Data records:

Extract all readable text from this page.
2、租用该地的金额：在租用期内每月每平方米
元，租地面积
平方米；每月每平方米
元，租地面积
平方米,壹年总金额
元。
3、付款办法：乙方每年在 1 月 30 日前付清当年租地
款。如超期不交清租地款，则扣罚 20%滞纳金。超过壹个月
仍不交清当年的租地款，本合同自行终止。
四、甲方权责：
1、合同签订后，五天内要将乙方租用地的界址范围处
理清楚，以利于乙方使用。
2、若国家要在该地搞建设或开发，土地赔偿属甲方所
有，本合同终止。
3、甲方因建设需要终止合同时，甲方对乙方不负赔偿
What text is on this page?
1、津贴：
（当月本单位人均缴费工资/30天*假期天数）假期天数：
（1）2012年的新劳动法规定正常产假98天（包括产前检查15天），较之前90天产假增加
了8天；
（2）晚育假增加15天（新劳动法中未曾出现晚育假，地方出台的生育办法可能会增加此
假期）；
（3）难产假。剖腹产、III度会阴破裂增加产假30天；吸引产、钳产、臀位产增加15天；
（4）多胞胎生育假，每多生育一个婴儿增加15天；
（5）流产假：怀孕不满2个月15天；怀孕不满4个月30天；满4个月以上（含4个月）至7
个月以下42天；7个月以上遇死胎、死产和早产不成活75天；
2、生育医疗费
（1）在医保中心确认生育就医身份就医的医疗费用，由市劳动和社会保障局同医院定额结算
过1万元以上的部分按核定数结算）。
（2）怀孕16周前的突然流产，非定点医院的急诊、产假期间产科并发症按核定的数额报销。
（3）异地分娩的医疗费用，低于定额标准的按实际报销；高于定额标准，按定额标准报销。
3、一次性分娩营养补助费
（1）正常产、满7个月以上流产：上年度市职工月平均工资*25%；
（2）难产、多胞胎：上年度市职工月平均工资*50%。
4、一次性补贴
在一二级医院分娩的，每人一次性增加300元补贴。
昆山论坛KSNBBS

» Task: Show the lines of the records that include the string "text".

» Exercise solution:
Extract all readable text from this page.
What text is on this page?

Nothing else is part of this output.